From the entries below, gather each line containing the word "frac".

**** TASK DATA

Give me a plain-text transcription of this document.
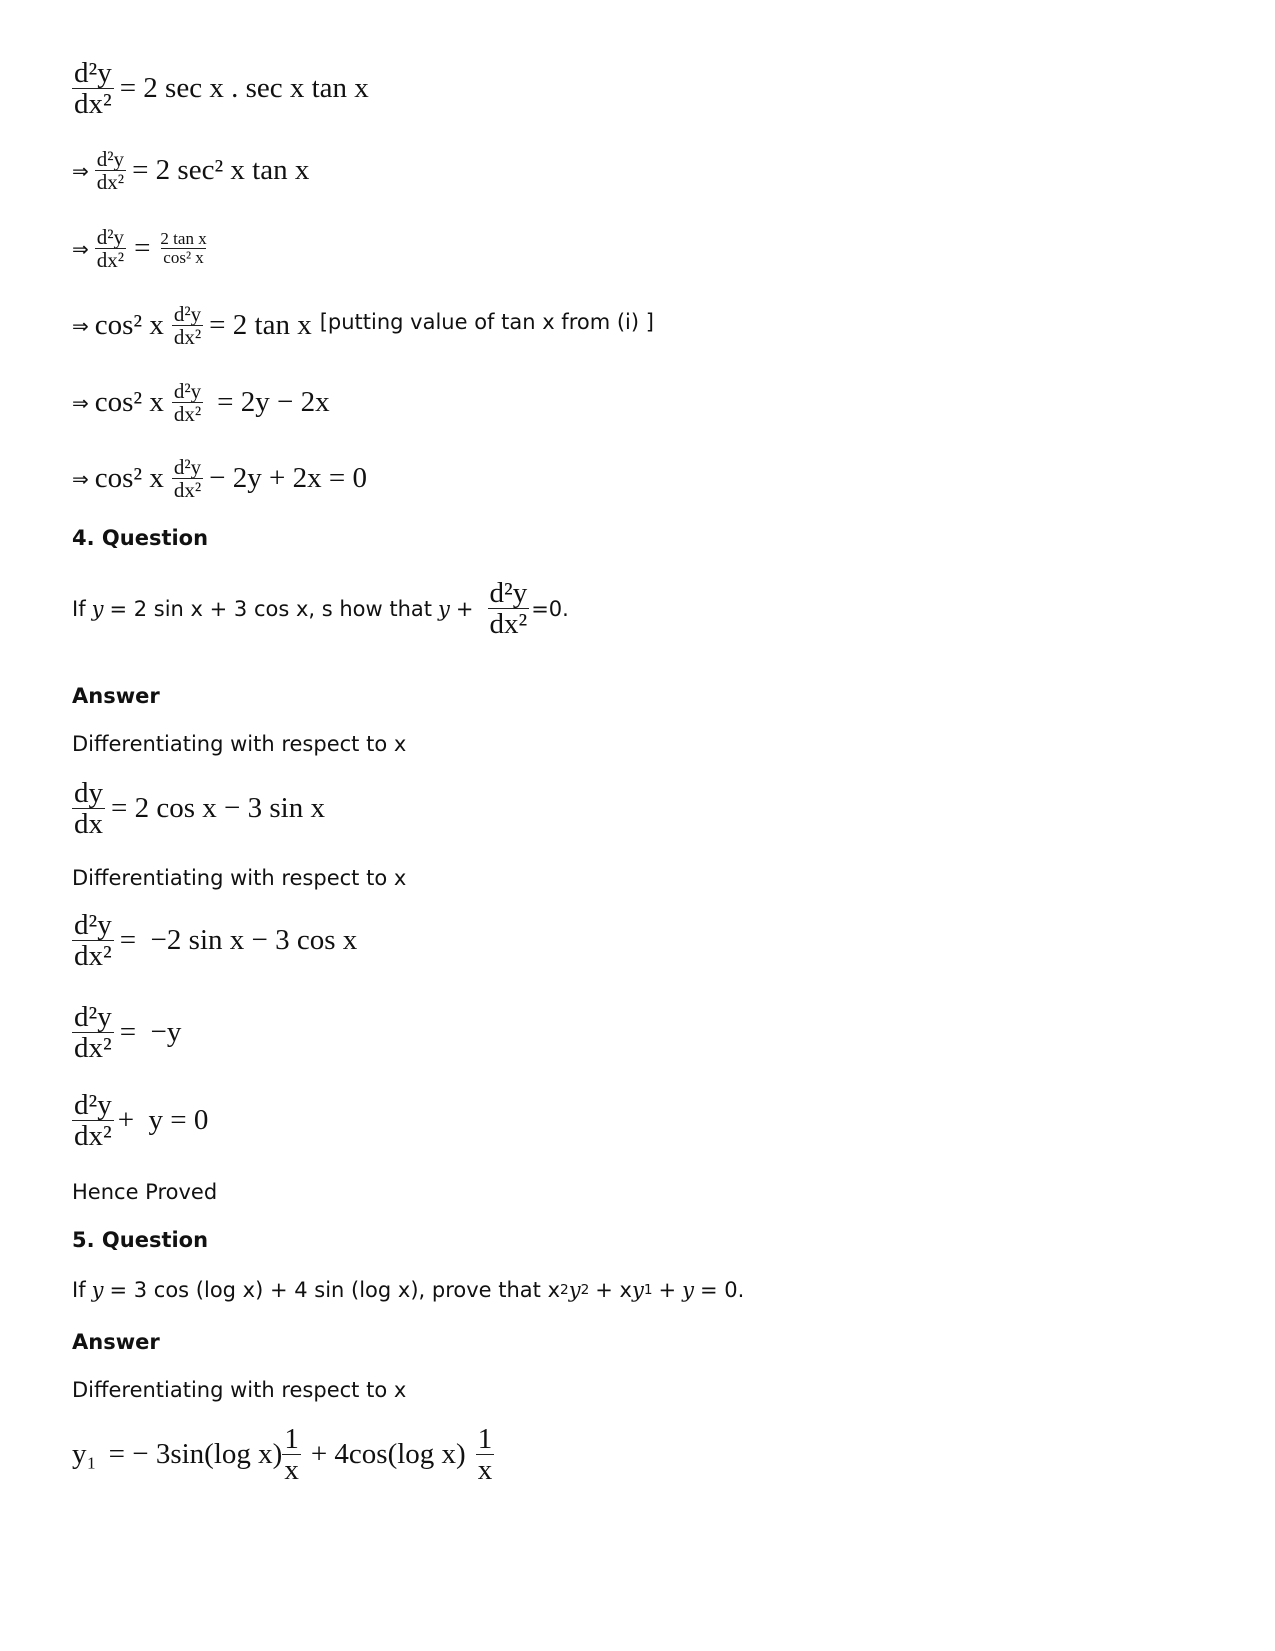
$\frac{\text{d²y}}{\text{dx²}} = 2$ sec x . sec x tan x
⇒ $\frac{\text{d²y}}{\text{dx²}} = 2$ sec² x tan x
⇒ $\frac{\text{d²y}}{\text{dx²}} = \frac{\text{2 tan x}}{\text{cos² x}}$
⇒ cos² x $\frac{\text{d²y}}{\text{dx²}} = 2$ tan x [putting value of tan x from (i) ]
⇒ cos² x $\frac{\text{d²y}}{\text{dx²}} = 2y - 2x$
⇒ cos² x $\frac{\text{d²y}}{\text{dx²}} - 2y + 2x = 0$
4. Question
If y = 2 sin x + 3 cos x, s how that $y + \frac{\text{d²y}}{\text{dx²}} =0$.
Answer
Differentiating with respect to x
$\frac{dy}{dx} = 2$ cos x − 3 sin x
Differentiating with respect to x
$\frac{\text{d²y}}{\text{dx²}} = -2$ sin x − 3 cos x
$\frac{\text{d²y}}{\text{dx²}} = -y$
$\frac{\text{d²y}}{\text{dx²}} + y = 0$
Hence Proved
5. Question
If y = 3 cos (log x) + 4 sin (log x), prove that x 2 y 2 + x y 1 + y = 0.
Answer
Differentiating with respect to x
y₁ = − 3sin(log $x) \frac{1}{x} + 4\cos(\log$ $x) \frac{1}{x}$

********

WRITTEN SOLUTION>
$\frac{\text{d²y}}{\text{dx²}} = 2$ sec x . sec x tan x
⇒ $\frac{\text{d²y}}{\text{dx²}} = 2$ sec² x tan x
⇒ $\frac{\text{d²y}}{\text{dx²}} = \frac{\text{2 tan x}}{\text{cos² x}}$
⇒ cos² x $\frac{\text{d²y}}{\text{dx²}} = 2$ tan x [putting value of tan x from (i) ]
⇒ cos² x $\frac{\text{d²y}}{\text{dx²}} = 2y - 2x$
⇒ cos² x $\frac{\text{d²y}}{\text{dx²}} - 2y + 2x = 0$
If y = 2 sin x + 3 cos x, s how that $y + \frac{\text{d²y}}{\text{dx²}} =0$.
$\frac{dy}{dx} = 2$ cos x − 3 sin x
$\frac{\text{d²y}}{\text{dx²}} = -2$ sin x − 3 cos x
$\frac{\text{d²y}}{\text{dx²}} = -y$
$\frac{\text{d²y}}{\text{dx²}} + y = 0$
y₁ = − 3sin(log $x) \frac{1}{x} + 4\cos(\log$ $x) \frac{1}{x}$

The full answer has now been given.